§ What this task involves
Pull out every line from the listing that has the word "Segmentation".

Records about charts and figures:
┌──

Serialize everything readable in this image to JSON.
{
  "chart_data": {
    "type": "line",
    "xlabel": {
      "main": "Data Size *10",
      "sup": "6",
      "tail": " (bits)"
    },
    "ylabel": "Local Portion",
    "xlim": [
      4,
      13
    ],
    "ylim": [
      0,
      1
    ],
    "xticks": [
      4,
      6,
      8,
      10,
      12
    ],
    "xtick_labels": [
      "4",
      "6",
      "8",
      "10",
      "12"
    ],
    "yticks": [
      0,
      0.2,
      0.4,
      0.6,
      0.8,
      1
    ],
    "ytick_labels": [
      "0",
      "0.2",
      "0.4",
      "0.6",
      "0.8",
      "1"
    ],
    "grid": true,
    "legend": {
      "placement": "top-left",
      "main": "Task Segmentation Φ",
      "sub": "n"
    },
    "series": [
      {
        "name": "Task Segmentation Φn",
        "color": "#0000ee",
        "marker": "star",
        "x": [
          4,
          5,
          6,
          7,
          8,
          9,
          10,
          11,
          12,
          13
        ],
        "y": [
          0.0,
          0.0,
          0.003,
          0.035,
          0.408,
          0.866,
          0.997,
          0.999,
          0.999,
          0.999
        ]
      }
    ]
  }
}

└──

§ Solved problem
      "main": "Task Segmentation Φ",
        "name": "Task Segmentation Φn",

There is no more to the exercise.